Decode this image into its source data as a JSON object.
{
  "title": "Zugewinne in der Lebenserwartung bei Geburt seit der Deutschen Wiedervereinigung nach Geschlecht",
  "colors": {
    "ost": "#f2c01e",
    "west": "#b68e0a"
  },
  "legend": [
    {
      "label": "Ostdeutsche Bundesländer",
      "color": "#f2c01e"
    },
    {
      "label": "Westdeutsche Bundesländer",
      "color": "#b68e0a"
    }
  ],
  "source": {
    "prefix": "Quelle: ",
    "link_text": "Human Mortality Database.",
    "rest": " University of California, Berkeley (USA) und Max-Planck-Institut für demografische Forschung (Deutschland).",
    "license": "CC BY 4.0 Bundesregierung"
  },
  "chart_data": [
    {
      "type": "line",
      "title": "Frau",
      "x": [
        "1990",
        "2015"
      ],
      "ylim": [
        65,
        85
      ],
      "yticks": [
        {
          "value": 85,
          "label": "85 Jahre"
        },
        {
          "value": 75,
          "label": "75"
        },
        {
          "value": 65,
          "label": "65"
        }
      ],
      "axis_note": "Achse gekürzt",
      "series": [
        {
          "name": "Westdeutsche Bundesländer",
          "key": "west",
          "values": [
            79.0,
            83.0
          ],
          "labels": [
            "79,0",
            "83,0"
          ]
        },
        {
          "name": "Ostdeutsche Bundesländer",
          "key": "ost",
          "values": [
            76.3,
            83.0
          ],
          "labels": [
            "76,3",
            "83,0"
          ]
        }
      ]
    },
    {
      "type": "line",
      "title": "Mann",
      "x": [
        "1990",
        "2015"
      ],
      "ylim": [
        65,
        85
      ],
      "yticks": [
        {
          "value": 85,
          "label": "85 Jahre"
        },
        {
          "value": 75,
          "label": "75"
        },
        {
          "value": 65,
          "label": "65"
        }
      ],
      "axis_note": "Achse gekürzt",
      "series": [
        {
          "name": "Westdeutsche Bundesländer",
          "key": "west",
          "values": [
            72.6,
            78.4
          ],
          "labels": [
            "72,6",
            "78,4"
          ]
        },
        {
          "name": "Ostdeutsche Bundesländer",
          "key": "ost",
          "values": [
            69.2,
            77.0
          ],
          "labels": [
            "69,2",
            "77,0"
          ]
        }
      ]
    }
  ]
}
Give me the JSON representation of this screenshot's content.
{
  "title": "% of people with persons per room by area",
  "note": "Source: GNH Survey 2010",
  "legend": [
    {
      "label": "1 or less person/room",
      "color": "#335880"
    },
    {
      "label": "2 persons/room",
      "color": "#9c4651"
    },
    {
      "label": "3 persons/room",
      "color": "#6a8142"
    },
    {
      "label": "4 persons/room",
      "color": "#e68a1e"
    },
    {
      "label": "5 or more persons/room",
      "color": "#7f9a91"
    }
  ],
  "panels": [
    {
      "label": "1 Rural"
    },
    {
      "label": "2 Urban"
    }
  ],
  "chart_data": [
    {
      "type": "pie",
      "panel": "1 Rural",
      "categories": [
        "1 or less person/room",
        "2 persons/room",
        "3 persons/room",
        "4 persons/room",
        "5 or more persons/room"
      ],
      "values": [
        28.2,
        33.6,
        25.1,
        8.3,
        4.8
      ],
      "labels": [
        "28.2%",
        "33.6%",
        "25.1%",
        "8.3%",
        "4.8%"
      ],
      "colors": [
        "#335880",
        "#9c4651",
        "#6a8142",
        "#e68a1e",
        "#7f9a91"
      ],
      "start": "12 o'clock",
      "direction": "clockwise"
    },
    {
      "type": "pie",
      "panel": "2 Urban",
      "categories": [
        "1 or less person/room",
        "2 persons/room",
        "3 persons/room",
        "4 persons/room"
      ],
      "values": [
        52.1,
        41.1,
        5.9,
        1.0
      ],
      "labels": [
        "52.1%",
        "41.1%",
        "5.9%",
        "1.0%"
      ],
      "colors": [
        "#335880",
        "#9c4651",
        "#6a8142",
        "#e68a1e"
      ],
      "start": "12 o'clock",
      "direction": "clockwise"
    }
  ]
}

-------------------------

Within the listing above, copy each line that has the string "JSON".

> **Full answer**:
Decode this image into its source data as a JSON object.
Give me the JSON representation of this screenshot's content.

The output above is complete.